## 本文:
= = = =

めぐるめくプロジェクトでは、地域の個性豊かな生産・加工へのチャレンジをサポートする取組みです。久松さんの定義する農家の“スナック化”が日本中で拡がっていくことは、地域の個性を表現する農業の在り方の一つを示しているのではないでしょうか。

農業を逆手にとり、あらゆることを売りにして新しいチャレンジを続ける

続くパネルディスカッションでは、久松さんに加え、テラスマイル代表取締役の生駒祐一さん、めぐるめくプロジェクト事務局の広瀬拓哉(三菱地所 内神田開発室)と岡山史興(70seeds代表取締役)、の4名で登壇し、それぞれの立場・経験から農業の未来について意見を交わしました。ファシリテーターとして、エコッツェリア協会の田口が進行を務めました。

= = = =

保存済みエントリ:
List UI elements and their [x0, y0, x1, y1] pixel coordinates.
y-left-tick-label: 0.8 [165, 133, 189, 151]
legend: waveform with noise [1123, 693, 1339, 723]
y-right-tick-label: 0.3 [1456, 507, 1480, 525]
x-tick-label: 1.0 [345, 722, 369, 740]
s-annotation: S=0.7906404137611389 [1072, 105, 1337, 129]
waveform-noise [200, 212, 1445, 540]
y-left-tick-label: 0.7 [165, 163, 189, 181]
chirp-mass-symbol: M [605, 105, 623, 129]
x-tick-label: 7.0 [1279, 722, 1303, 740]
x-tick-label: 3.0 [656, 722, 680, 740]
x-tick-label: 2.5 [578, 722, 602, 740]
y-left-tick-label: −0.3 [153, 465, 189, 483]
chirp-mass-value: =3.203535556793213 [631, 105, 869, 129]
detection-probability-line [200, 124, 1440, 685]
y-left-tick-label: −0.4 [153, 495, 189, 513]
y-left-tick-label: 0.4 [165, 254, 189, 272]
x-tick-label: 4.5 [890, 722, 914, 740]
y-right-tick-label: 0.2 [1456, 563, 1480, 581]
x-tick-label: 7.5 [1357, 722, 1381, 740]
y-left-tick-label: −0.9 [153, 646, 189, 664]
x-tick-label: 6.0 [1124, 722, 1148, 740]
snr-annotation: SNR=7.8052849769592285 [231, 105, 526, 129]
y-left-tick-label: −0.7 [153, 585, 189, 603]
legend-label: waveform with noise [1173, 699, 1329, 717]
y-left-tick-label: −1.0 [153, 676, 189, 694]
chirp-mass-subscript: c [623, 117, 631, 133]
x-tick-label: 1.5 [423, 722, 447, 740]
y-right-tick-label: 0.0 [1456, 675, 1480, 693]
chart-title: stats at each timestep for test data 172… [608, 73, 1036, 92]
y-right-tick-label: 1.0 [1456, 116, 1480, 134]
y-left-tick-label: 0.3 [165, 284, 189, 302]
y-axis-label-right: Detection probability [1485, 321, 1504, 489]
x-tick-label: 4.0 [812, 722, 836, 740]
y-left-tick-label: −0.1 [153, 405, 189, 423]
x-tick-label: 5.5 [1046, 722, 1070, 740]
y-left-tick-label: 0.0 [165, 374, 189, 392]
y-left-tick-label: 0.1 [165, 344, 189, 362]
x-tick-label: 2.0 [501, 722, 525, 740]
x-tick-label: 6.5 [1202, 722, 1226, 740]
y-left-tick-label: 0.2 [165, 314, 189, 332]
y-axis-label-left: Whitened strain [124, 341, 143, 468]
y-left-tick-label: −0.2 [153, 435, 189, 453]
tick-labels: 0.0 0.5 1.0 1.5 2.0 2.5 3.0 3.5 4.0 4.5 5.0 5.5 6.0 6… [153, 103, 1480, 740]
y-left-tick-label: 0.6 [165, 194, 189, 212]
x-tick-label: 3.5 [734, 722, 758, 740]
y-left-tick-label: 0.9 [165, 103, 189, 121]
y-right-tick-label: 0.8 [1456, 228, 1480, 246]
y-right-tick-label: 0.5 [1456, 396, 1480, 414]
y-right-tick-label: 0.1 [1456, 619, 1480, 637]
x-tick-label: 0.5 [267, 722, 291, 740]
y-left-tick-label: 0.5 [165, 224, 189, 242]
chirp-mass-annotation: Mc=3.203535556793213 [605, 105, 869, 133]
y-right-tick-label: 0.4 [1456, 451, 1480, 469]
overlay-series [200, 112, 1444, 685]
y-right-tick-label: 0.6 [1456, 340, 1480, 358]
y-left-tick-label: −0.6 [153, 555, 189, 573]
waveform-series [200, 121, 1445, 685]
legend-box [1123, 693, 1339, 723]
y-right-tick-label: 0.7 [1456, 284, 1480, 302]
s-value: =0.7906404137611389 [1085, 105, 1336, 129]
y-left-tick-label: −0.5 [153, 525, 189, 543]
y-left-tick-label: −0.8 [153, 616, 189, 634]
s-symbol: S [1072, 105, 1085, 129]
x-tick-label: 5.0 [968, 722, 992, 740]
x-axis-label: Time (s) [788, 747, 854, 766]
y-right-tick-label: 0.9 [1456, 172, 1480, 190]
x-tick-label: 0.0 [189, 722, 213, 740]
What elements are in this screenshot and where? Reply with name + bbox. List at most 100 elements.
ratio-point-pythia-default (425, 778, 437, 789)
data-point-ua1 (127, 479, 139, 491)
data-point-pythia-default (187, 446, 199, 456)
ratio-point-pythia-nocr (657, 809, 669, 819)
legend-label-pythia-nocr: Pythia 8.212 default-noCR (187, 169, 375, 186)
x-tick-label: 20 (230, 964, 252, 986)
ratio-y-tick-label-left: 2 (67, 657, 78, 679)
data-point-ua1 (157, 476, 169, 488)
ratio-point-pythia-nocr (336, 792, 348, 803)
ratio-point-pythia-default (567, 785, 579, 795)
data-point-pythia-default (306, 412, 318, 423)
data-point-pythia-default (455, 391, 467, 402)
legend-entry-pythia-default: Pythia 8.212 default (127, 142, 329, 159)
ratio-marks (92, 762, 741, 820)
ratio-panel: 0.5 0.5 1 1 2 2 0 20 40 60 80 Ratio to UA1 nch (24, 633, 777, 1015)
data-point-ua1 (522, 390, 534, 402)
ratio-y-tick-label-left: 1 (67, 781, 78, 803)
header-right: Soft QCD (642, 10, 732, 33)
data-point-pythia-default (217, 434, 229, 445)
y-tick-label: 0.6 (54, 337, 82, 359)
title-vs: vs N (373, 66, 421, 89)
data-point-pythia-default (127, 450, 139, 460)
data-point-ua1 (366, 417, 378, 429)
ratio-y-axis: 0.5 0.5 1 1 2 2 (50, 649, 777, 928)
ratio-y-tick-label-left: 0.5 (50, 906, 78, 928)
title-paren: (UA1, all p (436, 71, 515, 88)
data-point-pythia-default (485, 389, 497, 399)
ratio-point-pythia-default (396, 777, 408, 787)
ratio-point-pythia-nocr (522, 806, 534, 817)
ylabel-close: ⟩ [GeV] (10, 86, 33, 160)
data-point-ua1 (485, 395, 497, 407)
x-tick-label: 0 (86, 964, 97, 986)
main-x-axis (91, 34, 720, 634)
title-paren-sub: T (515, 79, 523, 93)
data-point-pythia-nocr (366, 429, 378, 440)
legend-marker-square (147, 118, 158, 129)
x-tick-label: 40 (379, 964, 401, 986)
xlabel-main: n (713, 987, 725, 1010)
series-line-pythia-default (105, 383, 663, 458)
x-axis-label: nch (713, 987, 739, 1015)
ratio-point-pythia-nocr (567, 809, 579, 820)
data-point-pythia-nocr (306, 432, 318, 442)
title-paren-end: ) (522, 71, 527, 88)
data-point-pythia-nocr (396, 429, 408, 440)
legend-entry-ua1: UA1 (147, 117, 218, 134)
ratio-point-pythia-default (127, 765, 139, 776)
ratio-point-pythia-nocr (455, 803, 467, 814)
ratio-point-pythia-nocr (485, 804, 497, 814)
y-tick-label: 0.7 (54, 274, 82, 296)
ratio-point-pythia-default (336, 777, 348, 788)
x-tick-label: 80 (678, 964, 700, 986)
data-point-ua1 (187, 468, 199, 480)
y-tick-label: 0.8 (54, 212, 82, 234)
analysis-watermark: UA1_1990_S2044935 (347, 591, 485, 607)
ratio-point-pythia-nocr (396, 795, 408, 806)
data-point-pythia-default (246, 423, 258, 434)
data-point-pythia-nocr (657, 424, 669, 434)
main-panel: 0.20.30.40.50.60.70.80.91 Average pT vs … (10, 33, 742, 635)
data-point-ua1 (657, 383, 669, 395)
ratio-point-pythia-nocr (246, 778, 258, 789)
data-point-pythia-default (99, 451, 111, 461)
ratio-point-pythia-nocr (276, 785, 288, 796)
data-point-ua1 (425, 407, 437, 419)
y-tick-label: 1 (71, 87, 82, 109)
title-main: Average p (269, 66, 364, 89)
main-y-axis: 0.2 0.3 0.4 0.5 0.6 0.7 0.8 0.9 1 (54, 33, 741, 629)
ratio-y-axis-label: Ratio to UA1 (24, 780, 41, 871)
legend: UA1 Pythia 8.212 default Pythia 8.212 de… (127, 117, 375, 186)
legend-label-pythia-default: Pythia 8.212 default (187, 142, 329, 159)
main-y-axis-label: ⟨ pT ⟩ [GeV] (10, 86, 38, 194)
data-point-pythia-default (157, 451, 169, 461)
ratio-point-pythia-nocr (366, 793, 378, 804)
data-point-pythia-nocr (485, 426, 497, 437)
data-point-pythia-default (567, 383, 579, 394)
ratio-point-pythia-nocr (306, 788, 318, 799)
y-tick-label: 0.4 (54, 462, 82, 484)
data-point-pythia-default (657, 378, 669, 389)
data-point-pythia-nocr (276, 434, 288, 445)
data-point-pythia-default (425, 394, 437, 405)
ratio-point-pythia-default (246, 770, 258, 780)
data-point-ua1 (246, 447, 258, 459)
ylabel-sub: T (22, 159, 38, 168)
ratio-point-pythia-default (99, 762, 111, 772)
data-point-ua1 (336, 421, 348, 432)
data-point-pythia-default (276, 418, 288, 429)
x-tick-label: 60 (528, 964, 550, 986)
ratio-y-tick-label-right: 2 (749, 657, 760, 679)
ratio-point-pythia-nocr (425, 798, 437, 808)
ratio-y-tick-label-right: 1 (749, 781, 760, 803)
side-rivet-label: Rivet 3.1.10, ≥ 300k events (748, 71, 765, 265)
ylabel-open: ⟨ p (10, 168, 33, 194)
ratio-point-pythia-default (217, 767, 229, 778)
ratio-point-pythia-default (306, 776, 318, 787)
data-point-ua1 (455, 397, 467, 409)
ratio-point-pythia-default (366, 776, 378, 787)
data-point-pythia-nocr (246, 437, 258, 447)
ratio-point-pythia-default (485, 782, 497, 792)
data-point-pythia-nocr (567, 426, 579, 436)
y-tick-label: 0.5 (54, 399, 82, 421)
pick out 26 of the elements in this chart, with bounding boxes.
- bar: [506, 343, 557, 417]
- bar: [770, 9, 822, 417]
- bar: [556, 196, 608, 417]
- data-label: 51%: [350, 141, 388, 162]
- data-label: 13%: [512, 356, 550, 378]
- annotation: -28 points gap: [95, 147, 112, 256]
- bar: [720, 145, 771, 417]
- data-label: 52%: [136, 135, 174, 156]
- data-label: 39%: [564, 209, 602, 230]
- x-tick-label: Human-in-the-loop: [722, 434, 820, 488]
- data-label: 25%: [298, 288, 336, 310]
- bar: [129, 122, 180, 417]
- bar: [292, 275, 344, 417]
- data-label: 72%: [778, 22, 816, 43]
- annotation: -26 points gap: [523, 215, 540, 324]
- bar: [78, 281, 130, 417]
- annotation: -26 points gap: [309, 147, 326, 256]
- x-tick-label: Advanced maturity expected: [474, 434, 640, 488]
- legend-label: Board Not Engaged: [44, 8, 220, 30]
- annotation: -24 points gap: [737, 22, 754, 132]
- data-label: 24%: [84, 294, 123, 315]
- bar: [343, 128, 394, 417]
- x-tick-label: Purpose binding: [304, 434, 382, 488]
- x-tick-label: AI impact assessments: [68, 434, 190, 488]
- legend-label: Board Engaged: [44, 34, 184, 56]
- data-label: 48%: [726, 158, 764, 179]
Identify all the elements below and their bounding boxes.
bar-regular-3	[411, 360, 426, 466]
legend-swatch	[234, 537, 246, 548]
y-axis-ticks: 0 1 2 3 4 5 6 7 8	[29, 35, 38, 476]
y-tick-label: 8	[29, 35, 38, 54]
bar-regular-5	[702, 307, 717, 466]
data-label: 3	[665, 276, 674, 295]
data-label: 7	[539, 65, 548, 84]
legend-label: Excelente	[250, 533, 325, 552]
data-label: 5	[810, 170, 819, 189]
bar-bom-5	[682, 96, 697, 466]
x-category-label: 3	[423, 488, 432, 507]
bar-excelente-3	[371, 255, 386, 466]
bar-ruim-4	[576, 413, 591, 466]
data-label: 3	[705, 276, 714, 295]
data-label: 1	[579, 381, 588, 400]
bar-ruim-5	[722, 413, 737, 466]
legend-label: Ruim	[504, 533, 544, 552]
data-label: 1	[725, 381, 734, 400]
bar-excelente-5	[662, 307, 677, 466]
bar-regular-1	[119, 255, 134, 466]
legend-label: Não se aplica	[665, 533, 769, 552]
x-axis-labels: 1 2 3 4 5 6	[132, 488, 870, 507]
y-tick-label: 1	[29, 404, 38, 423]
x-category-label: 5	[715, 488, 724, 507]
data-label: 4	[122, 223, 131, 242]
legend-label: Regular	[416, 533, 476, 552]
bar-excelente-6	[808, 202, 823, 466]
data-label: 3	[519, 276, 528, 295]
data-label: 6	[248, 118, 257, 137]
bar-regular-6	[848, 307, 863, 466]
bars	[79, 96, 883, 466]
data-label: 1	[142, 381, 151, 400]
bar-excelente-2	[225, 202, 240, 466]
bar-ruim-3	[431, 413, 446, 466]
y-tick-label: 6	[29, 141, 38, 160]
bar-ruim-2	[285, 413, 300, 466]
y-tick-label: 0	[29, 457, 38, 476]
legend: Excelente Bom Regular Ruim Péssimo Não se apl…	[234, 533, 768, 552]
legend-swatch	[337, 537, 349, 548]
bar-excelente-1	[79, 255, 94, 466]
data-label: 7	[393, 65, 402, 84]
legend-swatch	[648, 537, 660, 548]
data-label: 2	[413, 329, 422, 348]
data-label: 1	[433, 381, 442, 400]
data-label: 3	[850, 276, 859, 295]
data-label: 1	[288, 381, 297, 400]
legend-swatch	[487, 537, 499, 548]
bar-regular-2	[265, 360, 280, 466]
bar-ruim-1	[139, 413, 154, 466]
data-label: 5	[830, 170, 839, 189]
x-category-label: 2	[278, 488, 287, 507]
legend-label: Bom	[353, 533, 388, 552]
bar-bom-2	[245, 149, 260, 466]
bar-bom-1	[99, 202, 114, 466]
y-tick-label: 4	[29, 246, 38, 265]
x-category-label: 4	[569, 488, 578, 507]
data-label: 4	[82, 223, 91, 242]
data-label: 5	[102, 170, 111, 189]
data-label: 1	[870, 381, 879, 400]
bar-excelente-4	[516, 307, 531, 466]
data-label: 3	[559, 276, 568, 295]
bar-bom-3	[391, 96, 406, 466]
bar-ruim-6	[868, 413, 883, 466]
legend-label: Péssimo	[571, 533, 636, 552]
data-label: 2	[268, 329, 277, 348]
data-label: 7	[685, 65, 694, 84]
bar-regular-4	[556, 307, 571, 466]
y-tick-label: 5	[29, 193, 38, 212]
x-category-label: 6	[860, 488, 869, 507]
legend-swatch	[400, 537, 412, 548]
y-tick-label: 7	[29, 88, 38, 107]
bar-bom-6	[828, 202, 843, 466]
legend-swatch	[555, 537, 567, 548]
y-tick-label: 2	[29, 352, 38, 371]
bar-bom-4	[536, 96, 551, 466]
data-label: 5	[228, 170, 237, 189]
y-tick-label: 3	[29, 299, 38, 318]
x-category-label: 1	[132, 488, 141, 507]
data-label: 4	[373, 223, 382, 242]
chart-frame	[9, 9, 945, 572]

= = = =

## 依頼内容 A:
本文によると、パネルディスカッションでファシリテーターとして進行を務めたのは誰ですか?
## 依頼内容 B:
本文の「めぐるめくプロジェクトでは、」から「会の田口が進行を務めました。」までを両端を含めて抜き出し、「パネルディスカッション」を「トークセッション」に置き換えて編集してください。

## 回答内容 A:
エコッツェリア協会の田口です。

## 回答内容 B:
めぐるめくプロジェクトでは、地域の個性豊かな生産・加工へのチャレンジをサポートする取組みです。久松さんの定義する農家の“スナック化”が日本中で拡がっていくことは、地域の個性を表現する農業の在り方の一つを示しているのではないでしょうか。

農業を逆手にとり、あらゆることを売りにして新しいチャレンジを続ける

続くトークセッションでは、久松さんに加え、テラスマイル代表取締役の生駒祐一さん、めぐるめくプロジェクト事務局の広瀬拓哉(三菱地所 内神田開発室)と岡山史興(70seeds代表取締役)、の4名で登壇し、それぞれの立場・経験から農業の未来について意見を交わしました。ファシリテーターとして、エコッツェリア協会の田口が進行を務めました。